» Written problem: Make an exact copy of the lines, leaving the pictures out.

» Dataset rows:
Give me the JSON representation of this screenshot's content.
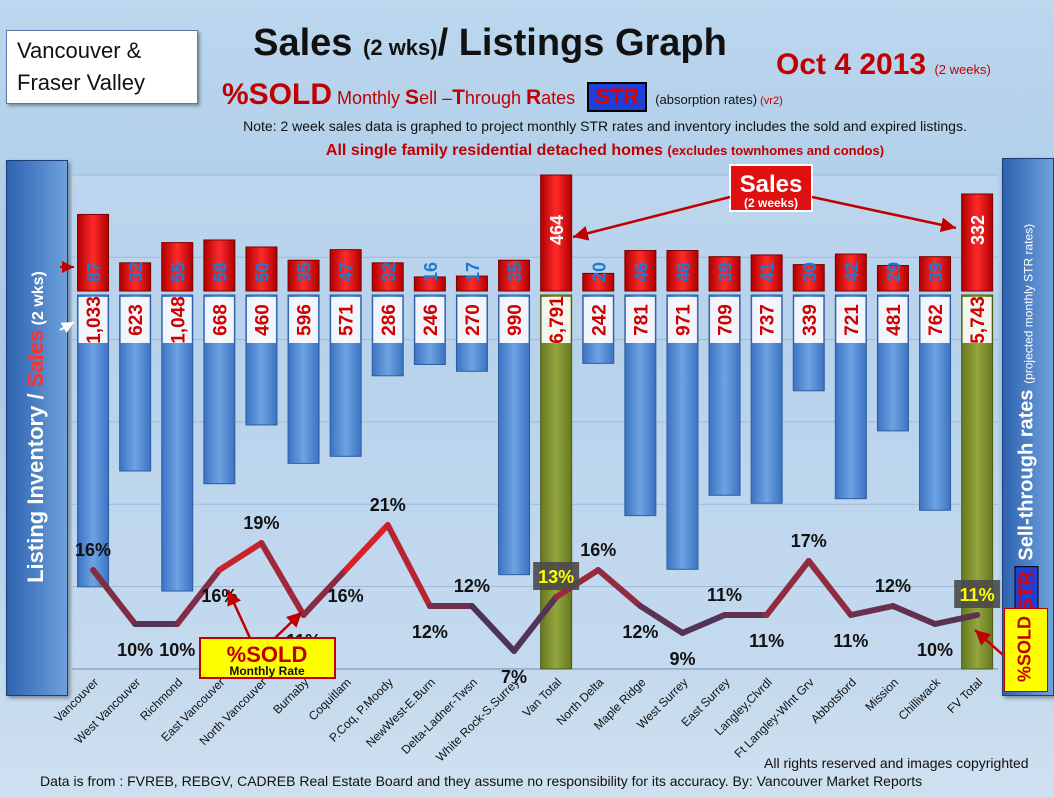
{
  "header": {
    "region_line1": "Vancouver &",
    "region_line2": "Fraser Valley",
    "title_main": "Sales ",
    "title_small": "(2 wks)",
    "title_end": "/ Listings Graph",
    "date": "Oct 4 2013",
    "date_small": "(2 weeks)",
    "subtitle_pct": "%SOLD",
    "subtitle_s1": " Monthly ",
    "subtitle_s2": "S",
    "subtitle_s3": "ell –",
    "subtitle_s4": "T",
    "subtitle_s5": "hrough ",
    "subtitle_s6": "R",
    "subtitle_s7": "ates",
    "subtitle_str": "STR",
    "subtitle_note": "(absorption rates)",
    "subtitle_vr": " (vr2)",
    "note": "Note: 2 week sales data is graphed to project monthly STR rates and inventory includes the sold and expired listings.",
    "note2_main": "All single family residential detached homes ",
    "note2_small": "(excludes townhomes and condos)"
  },
  "side_labels": {
    "left_a": "Listing Inventory / ",
    "left_b": "Sales",
    "left_c": " (2 wks)",
    "right_str": "STR",
    "right_a": " Sell-through rates ",
    "right_small": "(projected monthly STR rates)",
    "pct_box": "%SOLD"
  },
  "callouts": {
    "sales_title": "Sales",
    "sales_sub": "(2 weeks)",
    "sold_title": "%SOLD",
    "sold_sub": "Monthly Rate"
  },
  "footer": {
    "rights": "All rights reserved and  images copyrighted",
    "source": "Data is  from : FVREB, REBGV, CADREB Real Estate Board and they assume no responsibility  for its accuracy. By: Vancouver Market Reports"
  },
  "colors": {
    "inventory_bar": "#4d86d0",
    "total_bar": "#7b8f2f",
    "sales_bar": "#e01010",
    "sales_text": "#1f78d1",
    "line_high": "#ff1a1a",
    "line_low": "#243a66"
  },
  "chart_data": {
    "type": "bar",
    "categories": [
      "Vancouver",
      "West Vancouver",
      "Richmond",
      "East Vancouver",
      "North Vancouver",
      "Burnaby",
      "Coquitlam",
      "P.Coq, P.Moody",
      "NewWest-E.Burn",
      "Delta-Ladner-Twsn",
      "White Rock-S.Surrey",
      "Van Total",
      "North Delta",
      "Maple Ridge",
      "West Surrey",
      "East Surrey",
      "Langley,Clvrdl",
      "Ft Langley-Wlnt Grv",
      "Abbotsford",
      "Mission",
      "Chilliwack",
      "FV Total"
    ],
    "series": [
      {
        "name": "Listing Inventory",
        "values": [
          1033,
          623,
          1048,
          668,
          460,
          596,
          571,
          286,
          246,
          270,
          990,
          6791,
          242,
          781,
          971,
          709,
          737,
          339,
          721,
          481,
          762,
          5743
        ],
        "labels": [
          "1,033",
          "623",
          "1,048",
          "668",
          "460",
          "596",
          "571",
          "286",
          "246",
          "270",
          "990",
          "6,791",
          "242",
          "781",
          "971",
          "709",
          "737",
          "339",
          "721",
          "481",
          "762",
          "5,743"
        ]
      },
      {
        "name": "Sales",
        "values": [
          87,
          32,
          55,
          58,
          50,
          35,
          47,
          32,
          16,
          17,
          35,
          464,
          20,
          46,
          46,
          39,
          41,
          30,
          42,
          29,
          39,
          332
        ]
      },
      {
        "name": "%SOLD",
        "values": [
          16,
          10,
          10,
          16,
          19,
          11,
          16,
          21,
          12,
          12,
          7,
          13,
          16,
          12,
          9,
          11,
          11,
          17,
          11,
          12,
          10,
          11
        ]
      }
    ],
    "totals": [
      "Van Total",
      "FV Total"
    ],
    "grid": true
  }
}
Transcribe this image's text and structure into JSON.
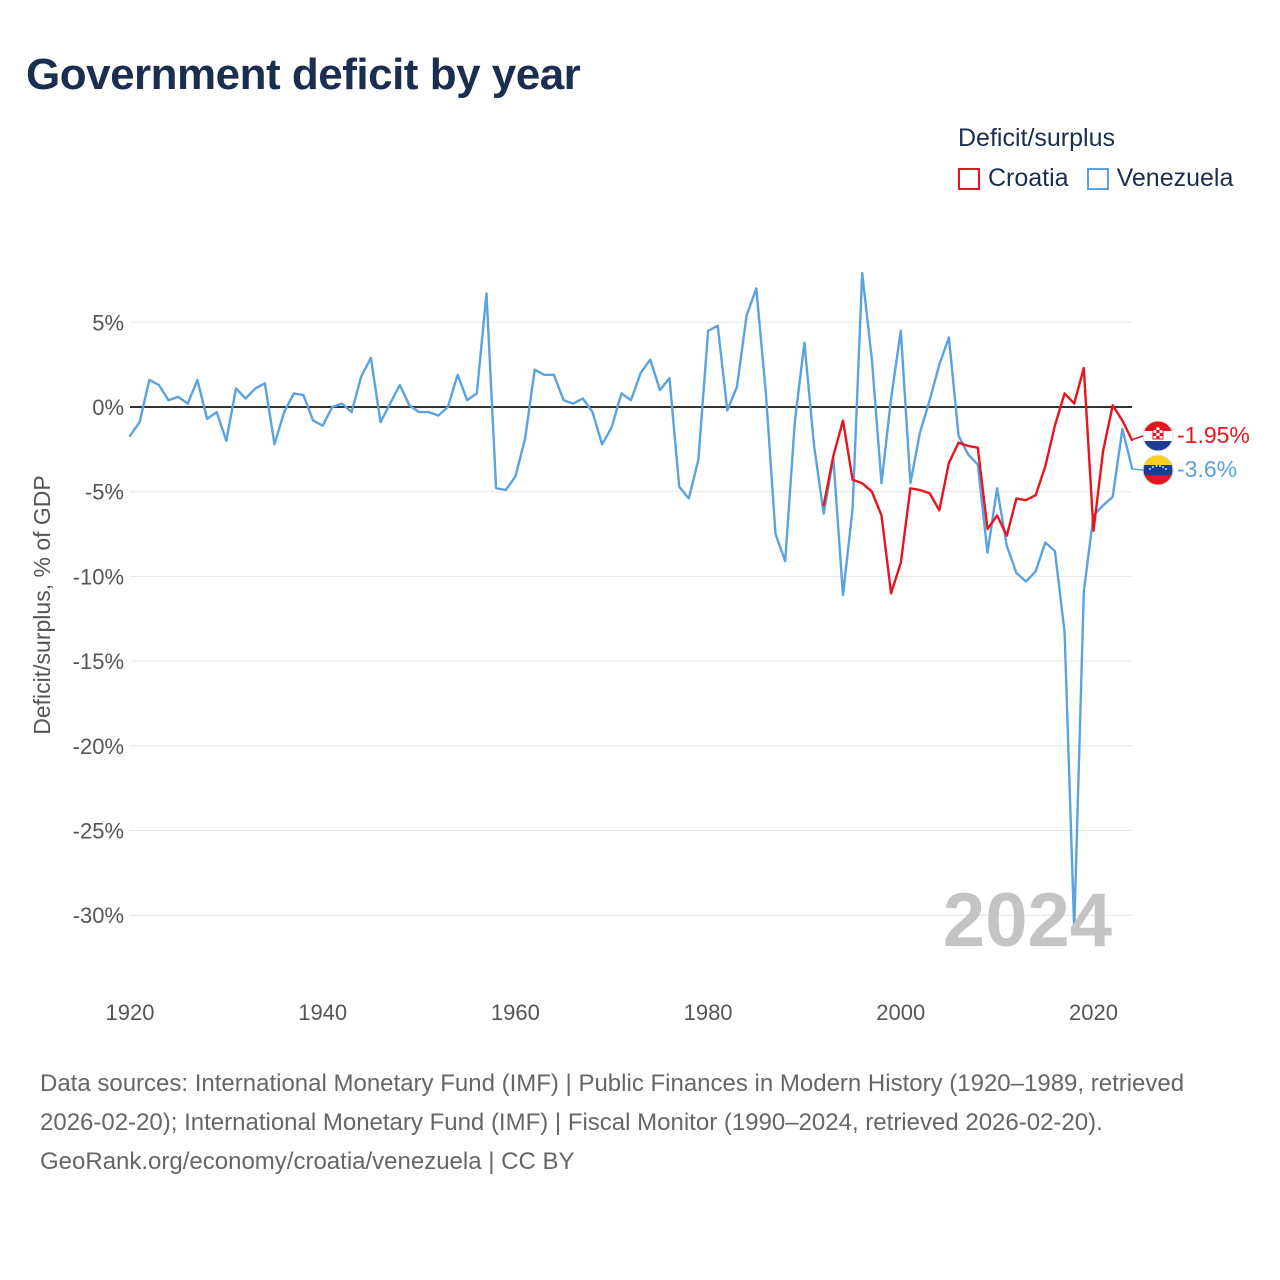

» Solution for this problem:
Give me the JSON representation of this screenshot's content.
{
  "header": {
    "region_line1": "Vancouver &",
    "region_line2": "Fraser Valley",
    "title_main": "Sales ",
    "title_small": "(2 wks)",
    "title_end": "/ Listings Graph",
    "date": "Oct 4 2013",
    "date_small": "(2 weeks)",
    "subtitle_pct": "%SOLD",
    "subtitle_s1": " Monthly ",
    "subtitle_s2": "S",
    "subtitle_s3": "ell –",
    "subtitle_s4": "T",
    "subtitle_s5": "hrough ",
    "subtitle_s6": "R",
    "subtitle_s7": "ates",
    "subtitle_str": "STR",
    "subtitle_note": "(absorption rates)",
    "subtitle_vr": " (vr2)",
    "note": "Note: 2 week sales data is graphed to project monthly STR rates and inventory includes the sold and expired listings.",
    "note2_main": "All single family residential detached homes ",
    "note2_small": "(excludes townhomes and condos)"
  },
  "side_labels": {
    "left_a": "Listing Inventory / ",
    "left_b": "Sales",
    "left_c": " (2 wks)",
    "right_str": "STR",
    "right_a": " Sell-through rates ",
    "right_small": "(projected monthly STR rates)",
    "pct_box": "%SOLD"
  },
  "callouts": {
    "sales_title": "Sales",
    "sales_sub": "(2 weeks)",
    "sold_title": "%SOLD",
    "sold_sub": "Monthly Rate"
  },
  "footer": {
    "rights": "All rights reserved and  images copyrighted",
    "source": "Data is  from : FVREB, REBGV, CADREB Real Estate Board and they assume no responsibility  for its accuracy. By: Vancouver Market Reports"
  },
  "colors": {
    "inventory_bar": "#4d86d0",
    "total_bar": "#7b8f2f",
    "sales_bar": "#e01010",
    "sales_text": "#1f78d1",
    "line_high": "#ff1a1a",
    "line_low": "#243a66"
  },
  "chart_data": {
    "type": "bar",
    "categories": [
      "Vancouver",
      "West Vancouver",
      "Richmond",
      "East Vancouver",
      "North Vancouver",
      "Burnaby",
      "Coquitlam",
      "P.Coq, P.Moody",
      "NewWest-E.Burn",
      "Delta-Ladner-Twsn",
      "White Rock-S.Surrey",
      "Van Total",
      "North Delta",
      "Maple Ridge",
      "West Surrey",
      "East Surrey",
      "Langley,Clvrdl",
      "Ft Langley-Wlnt Grv",
      "Abbotsford",
      "Mission",
      "Chilliwack",
      "FV Total"
    ],
    "series": [
      {
        "name": "Listing Inventory",
        "values": [
          1033,
          623,
          1048,
          668,
          460,
          596,
          571,
          286,
          246,
          270,
          990,
          6791,
          242,
          781,
          971,
          709,
          737,
          339,
          721,
          481,
          762,
          5743
        ],
        "labels": [
          "1,033",
          "623",
          "1,048",
          "668",
          "460",
          "596",
          "571",
          "286",
          "246",
          "270",
          "990",
          "6,791",
          "242",
          "781",
          "971",
          "709",
          "737",
          "339",
          "721",
          "481",
          "762",
          "5,743"
        ]
      },
      {
        "name": "Sales",
        "values": [
          87,
          32,
          55,
          58,
          50,
          35,
          47,
          32,
          16,
          17,
          35,
          464,
          20,
          46,
          46,
          39,
          41,
          30,
          42,
          29,
          39,
          332
        ]
      },
      {
        "name": "%SOLD",
        "values": [
          16,
          10,
          10,
          16,
          19,
          11,
          16,
          21,
          12,
          12,
          7,
          13,
          16,
          12,
          9,
          11,
          11,
          17,
          11,
          12,
          10,
          11
        ]
      }
    ],
    "totals": [
      "Van Total",
      "FV Total"
    ],
    "grid": true
  }
}
Transcribe this image's text and structure into JSON.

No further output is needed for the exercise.